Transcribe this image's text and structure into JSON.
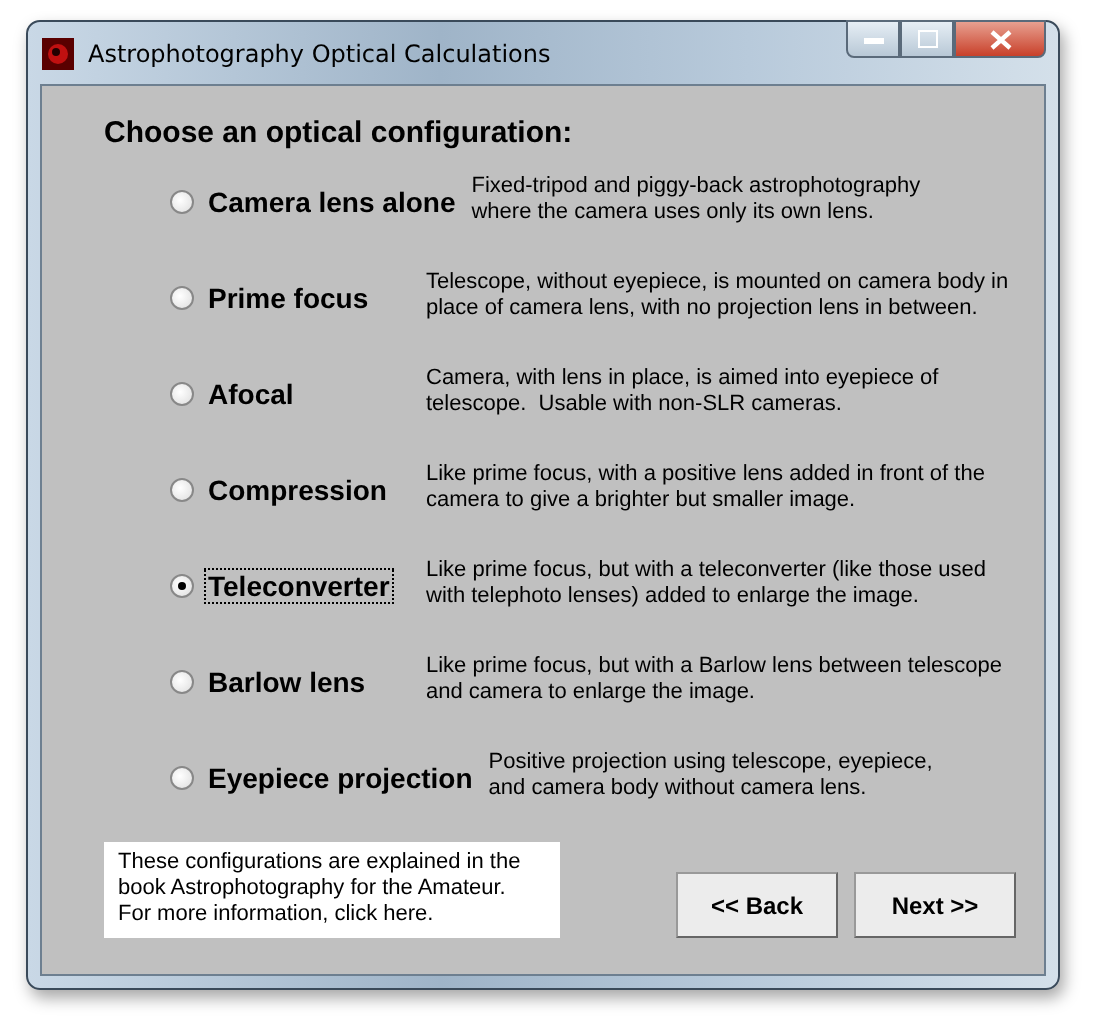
{
  "window": {
    "title": "Astrophotography Optical Calculations"
  },
  "heading": "Choose an optical configuration:",
  "options": [
    {
      "label": "Camera lens alone",
      "description": "Fixed-tripod and piggy-back astrophotography\nwhere the camera uses only its own lens.",
      "selected": false
    },
    {
      "label": "Prime focus",
      "description": "Telescope, without eyepiece, is mounted on camera body in\nplace of camera lens, with no projection lens in between.",
      "selected": false
    },
    {
      "label": "Afocal",
      "description": "Camera, with lens in place, is aimed into eyepiece of\ntelescope.  Usable with non-SLR cameras.",
      "selected": false
    },
    {
      "label": "Compression",
      "description": "Like prime focus, with a positive lens added in front of the\ncamera to give a brighter but smaller image.",
      "selected": false
    },
    {
      "label": "Teleconverter",
      "description": "Like prime focus, but with a teleconverter (like those used\nwith telephoto lenses) added to enlarge the image.",
      "selected": true
    },
    {
      "label": "Barlow lens",
      "description": "Like prime focus, but with a Barlow lens between telescope\nand camera to enlarge the image.",
      "selected": false
    },
    {
      "label": "Eyepiece projection",
      "description": "Positive projection using telescope, eyepiece,\nand camera body without camera lens.",
      "selected": false
    }
  ],
  "info": "These configurations are explained in the\nbook Astrophotography for the Amateur.\nFor more information, click here.",
  "buttons": [
    "<< Back",
    "Next >>"
  ]
}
__________________________________________________
→ **DESCRIPTION OF THE TASK**
Exclude the pictures and repeat every other part of the records word for word.

→ **SOLUTION TO THE EXERCISE**
Transcribe this image's text and structure into JSON.
{
  "window": {
    "title": "Astrophotography Optical Calculations"
  },
  "heading": "Choose an optical configuration:",
  "options": [
    {
      "label": "Camera lens alone",
      "description": "Fixed-tripod and piggy-back astrophotography\nwhere the camera uses only its own lens.",
      "selected": false
    },
    {
      "label": "Prime focus",
      "description": "Telescope, without eyepiece, is mounted on camera body in\nplace of camera lens, with no projection lens in between.",
      "selected": false
    },
    {
      "label": "Afocal",
      "description": "Camera, with lens in place, is aimed into eyepiece of\ntelescope.  Usable with non-SLR cameras.",
      "selected": false
    },
    {
      "label": "Compression",
      "description": "Like prime focus, with a positive lens added in front of the\ncamera to give a brighter but smaller image.",
      "selected": false
    },
    {
      "label": "Teleconverter",
      "description": "Like prime focus, but with a teleconverter (like those used\nwith telephoto lenses) added to enlarge the image.",
      "selected": true
    },
    {
      "label": "Barlow lens",
      "description": "Like prime focus, but with a Barlow lens between telescope\nand camera to enlarge the image.",
      "selected": false
    },
    {
      "label": "Eyepiece projection",
      "description": "Positive projection using telescope, eyepiece,\nand camera body without camera lens.",
      "selected": false
    }
  ],
  "info": "These configurations are explained in the\nbook Astrophotography for the Amateur.\nFor more information, click here.",
  "buttons": [
    "<< Back",
    "Next >>"
  ]
}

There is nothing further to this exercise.